* _TO BE DONE_
Write every record out again exactly as given.

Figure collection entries
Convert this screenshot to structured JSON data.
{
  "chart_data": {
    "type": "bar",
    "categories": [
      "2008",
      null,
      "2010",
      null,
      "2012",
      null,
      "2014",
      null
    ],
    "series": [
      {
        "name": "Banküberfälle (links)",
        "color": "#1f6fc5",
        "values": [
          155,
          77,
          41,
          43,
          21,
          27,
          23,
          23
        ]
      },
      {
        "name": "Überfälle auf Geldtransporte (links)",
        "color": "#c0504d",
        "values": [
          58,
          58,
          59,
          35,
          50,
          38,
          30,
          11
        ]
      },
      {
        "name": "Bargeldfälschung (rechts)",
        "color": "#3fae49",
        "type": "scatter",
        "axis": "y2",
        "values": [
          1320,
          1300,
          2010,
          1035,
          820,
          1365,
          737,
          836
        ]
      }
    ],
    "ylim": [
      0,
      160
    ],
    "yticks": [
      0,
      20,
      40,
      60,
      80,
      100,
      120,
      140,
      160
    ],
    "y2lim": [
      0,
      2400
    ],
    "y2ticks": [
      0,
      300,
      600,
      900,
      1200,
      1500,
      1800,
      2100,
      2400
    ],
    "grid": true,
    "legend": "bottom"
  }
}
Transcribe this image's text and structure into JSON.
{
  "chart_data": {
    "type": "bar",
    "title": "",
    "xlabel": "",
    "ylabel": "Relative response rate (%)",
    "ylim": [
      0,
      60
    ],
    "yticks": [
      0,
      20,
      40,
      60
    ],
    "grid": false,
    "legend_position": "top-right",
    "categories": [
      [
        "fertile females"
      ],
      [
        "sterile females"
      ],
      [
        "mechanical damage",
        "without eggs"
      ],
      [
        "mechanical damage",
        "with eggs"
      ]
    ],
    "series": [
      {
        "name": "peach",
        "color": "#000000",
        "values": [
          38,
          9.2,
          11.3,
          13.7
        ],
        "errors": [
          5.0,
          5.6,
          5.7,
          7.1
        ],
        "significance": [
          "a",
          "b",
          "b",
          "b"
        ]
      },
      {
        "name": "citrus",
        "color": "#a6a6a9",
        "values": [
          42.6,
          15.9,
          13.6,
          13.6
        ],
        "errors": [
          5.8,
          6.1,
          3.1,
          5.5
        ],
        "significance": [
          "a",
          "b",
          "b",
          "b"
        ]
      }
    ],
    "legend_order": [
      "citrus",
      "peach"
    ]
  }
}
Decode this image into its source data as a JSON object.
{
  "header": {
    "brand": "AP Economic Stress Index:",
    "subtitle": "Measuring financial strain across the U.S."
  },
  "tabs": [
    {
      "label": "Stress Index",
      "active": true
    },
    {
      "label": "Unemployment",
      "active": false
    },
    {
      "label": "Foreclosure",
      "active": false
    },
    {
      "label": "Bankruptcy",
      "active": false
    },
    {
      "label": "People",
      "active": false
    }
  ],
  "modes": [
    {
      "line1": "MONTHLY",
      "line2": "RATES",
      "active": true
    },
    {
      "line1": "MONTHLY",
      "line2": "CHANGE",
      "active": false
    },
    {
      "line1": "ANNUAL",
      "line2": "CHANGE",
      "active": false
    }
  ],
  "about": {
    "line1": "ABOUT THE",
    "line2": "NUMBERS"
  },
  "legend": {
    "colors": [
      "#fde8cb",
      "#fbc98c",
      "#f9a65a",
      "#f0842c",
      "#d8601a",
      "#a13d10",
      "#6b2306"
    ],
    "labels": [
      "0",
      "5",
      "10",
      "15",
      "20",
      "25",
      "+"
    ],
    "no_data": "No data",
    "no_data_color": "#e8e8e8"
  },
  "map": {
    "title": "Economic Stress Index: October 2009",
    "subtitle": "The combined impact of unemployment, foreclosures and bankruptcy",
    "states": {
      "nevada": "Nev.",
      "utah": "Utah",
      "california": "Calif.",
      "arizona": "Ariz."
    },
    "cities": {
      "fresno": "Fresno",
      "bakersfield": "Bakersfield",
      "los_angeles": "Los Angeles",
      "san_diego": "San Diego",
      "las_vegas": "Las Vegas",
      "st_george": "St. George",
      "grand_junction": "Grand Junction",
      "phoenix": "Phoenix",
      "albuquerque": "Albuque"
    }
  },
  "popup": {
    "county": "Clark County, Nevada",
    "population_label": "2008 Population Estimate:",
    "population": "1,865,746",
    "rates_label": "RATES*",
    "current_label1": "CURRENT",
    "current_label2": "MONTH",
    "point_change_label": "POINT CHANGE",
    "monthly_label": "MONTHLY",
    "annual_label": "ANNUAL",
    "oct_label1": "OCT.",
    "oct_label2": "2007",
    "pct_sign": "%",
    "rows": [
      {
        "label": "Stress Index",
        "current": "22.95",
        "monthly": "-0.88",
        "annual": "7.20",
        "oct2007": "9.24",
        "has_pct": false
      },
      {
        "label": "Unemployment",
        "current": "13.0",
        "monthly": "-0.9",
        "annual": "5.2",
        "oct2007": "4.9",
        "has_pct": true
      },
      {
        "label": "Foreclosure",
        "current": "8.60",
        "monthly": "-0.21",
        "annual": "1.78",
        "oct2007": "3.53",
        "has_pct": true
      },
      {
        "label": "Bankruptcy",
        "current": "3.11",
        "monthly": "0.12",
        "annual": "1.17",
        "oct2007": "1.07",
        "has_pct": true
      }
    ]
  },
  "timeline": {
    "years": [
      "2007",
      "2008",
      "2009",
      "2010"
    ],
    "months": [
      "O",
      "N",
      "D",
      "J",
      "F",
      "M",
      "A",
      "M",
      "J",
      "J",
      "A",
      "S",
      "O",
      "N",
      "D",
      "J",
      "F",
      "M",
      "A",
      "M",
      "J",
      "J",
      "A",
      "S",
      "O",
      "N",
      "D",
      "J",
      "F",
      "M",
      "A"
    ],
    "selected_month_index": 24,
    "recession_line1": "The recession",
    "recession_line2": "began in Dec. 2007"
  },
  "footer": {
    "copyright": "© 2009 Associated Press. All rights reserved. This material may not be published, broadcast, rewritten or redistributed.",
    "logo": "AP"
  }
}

* _ANSWER TO THE EXERCISE_
Convert this screenshot to structured JSON data.
{
  "chart_data": {
    "type": "bar",
    "categories": [
      "2008",
      null,
      "2010",
      null,
      "2012",
      null,
      "2014",
      null
    ],
    "series": [
      {
        "name": "Banküberfälle (links)",
        "color": "#1f6fc5",
        "values": [
          155,
          77,
          41,
          43,
          21,
          27,
          23,
          23
        ]
      },
      {
        "name": "Überfälle auf Geldtransporte (links)",
        "color": "#c0504d",
        "values": [
          58,
          58,
          59,
          35,
          50,
          38,
          30,
          11
        ]
      },
      {
        "name": "Bargeldfälschung (rechts)",
        "color": "#3fae49",
        "type": "scatter",
        "axis": "y2",
        "values": [
          1320,
          1300,
          2010,
          1035,
          820,
          1365,
          737,
          836
        ]
      }
    ],
    "ylim": [
      0,
      160
    ],
    "yticks": [
      0,
      20,
      40,
      60,
      80,
      100,
      120,
      140,
      160
    ],
    "y2lim": [
      0,
      2400
    ],
    "y2ticks": [
      0,
      300,
      600,
      900,
      1200,
      1500,
      1800,
      2100,
      2400
    ],
    "grid": true,
    "legend": "bottom"
  }
}
Transcribe this image's text and structure into JSON.
{
  "chart_data": {
    "type": "bar",
    "title": "",
    "xlabel": "",
    "ylabel": "Relative response rate (%)",
    "ylim": [
      0,
      60
    ],
    "yticks": [
      0,
      20,
      40,
      60
    ],
    "grid": false,
    "legend_position": "top-right",
    "categories": [
      [
        "fertile females"
      ],
      [
        "sterile females"
      ],
      [
        "mechanical damage",
        "without eggs"
      ],
      [
        "mechanical damage",
        "with eggs"
      ]
    ],
    "series": [
      {
        "name": "peach",
        "color": "#000000",
        "values": [
          38,
          9.2,
          11.3,
          13.7
        ],
        "errors": [
          5.0,
          5.6,
          5.7,
          7.1
        ],
        "significance": [
          "a",
          "b",
          "b",
          "b"
        ]
      },
      {
        "name": "citrus",
        "color": "#a6a6a9",
        "values": [
          42.6,
          15.9,
          13.6,
          13.6
        ],
        "errors": [
          5.8,
          6.1,
          3.1,
          5.5
        ],
        "significance": [
          "a",
          "b",
          "b",
          "b"
        ]
      }
    ],
    "legend_order": [
      "citrus",
      "peach"
    ]
  }
}
Decode this image into its source data as a JSON object.
{
  "header": {
    "brand": "AP Economic Stress Index:",
    "subtitle": "Measuring financial strain across the U.S."
  },
  "tabs": [
    {
      "label": "Stress Index",
      "active": true
    },
    {
      "label": "Unemployment",
      "active": false
    },
    {
      "label": "Foreclosure",
      "active": false
    },
    {
      "label": "Bankruptcy",
      "active": false
    },
    {
      "label": "People",
      "active": false
    }
  ],
  "modes": [
    {
      "line1": "MONTHLY",
      "line2": "RATES",
      "active": true
    },
    {
      "line1": "MONTHLY",
      "line2": "CHANGE",
      "active": false
    },
    {
      "line1": "ANNUAL",
      "line2": "CHANGE",
      "active": false
    }
  ],
  "about": {
    "line1": "ABOUT THE",
    "line2": "NUMBERS"
  },
  "legend": {
    "colors": [
      "#fde8cb",
      "#fbc98c",
      "#f9a65a",
      "#f0842c",
      "#d8601a",
      "#a13d10",
      "#6b2306"
    ],
    "labels": [
      "0",
      "5",
      "10",
      "15",
      "20",
      "25",
      "+"
    ],
    "no_data": "No data",
    "no_data_color": "#e8e8e8"
  },
  "map": {
    "title": "Economic Stress Index: October 2009",
    "subtitle": "The combined impact of unemployment, foreclosures and bankruptcy",
    "states": {
      "nevada": "Nev.",
      "utah": "Utah",
      "california": "Calif.",
      "arizona": "Ariz."
    },
    "cities": {
      "fresno": "Fresno",
      "bakersfield": "Bakersfield",
      "los_angeles": "Los Angeles",
      "san_diego": "San Diego",
      "las_vegas": "Las Vegas",
      "st_george": "St. George",
      "grand_junction": "Grand Junction",
      "phoenix": "Phoenix",
      "albuquerque": "Albuque"
    }
  },
  "popup": {
    "county": "Clark County, Nevada",
    "population_label": "2008 Population Estimate:",
    "population": "1,865,746",
    "rates_label": "RATES*",
    "current_label1": "CURRENT",
    "current_label2": "MONTH",
    "point_change_label": "POINT CHANGE",
    "monthly_label": "MONTHLY",
    "annual_label": "ANNUAL",
    "oct_label1": "OCT.",
    "oct_label2": "2007",
    "pct_sign": "%",
    "rows": [
      {
        "label": "Stress Index",
        "current": "22.95",
        "monthly": "-0.88",
        "annual": "7.20",
        "oct2007": "9.24",
        "has_pct": false
      },
      {
        "label": "Unemployment",
        "current": "13.0",
        "monthly": "-0.9",
        "annual": "5.2",
        "oct2007": "4.9",
        "has_pct": true
      },
      {
        "label": "Foreclosure",
        "current": "8.60",
        "monthly": "-0.21",
        "annual": "1.78",
        "oct2007": "3.53",
        "has_pct": true
      },
      {
        "label": "Bankruptcy",
        "current": "3.11",
        "monthly": "0.12",
        "annual": "1.17",
        "oct2007": "1.07",
        "has_pct": true
      }
    ]
  },
  "timeline": {
    "years": [
      "2007",
      "2008",
      "2009",
      "2010"
    ],
    "months": [
      "O",
      "N",
      "D",
      "J",
      "F",
      "M",
      "A",
      "M",
      "J",
      "J",
      "A",
      "S",
      "O",
      "N",
      "D",
      "J",
      "F",
      "M",
      "A",
      "M",
      "J",
      "J",
      "A",
      "S",
      "O",
      "N",
      "D",
      "J",
      "F",
      "M",
      "A"
    ],
    "selected_month_index": 24,
    "recession_line1": "The recession",
    "recession_line2": "began in Dec. 2007"
  },
  "footer": {
    "copyright": "© 2009 Associated Press. All rights reserved. This material may not be published, broadcast, rewritten or redistributed.",
    "logo": "AP"
  }
}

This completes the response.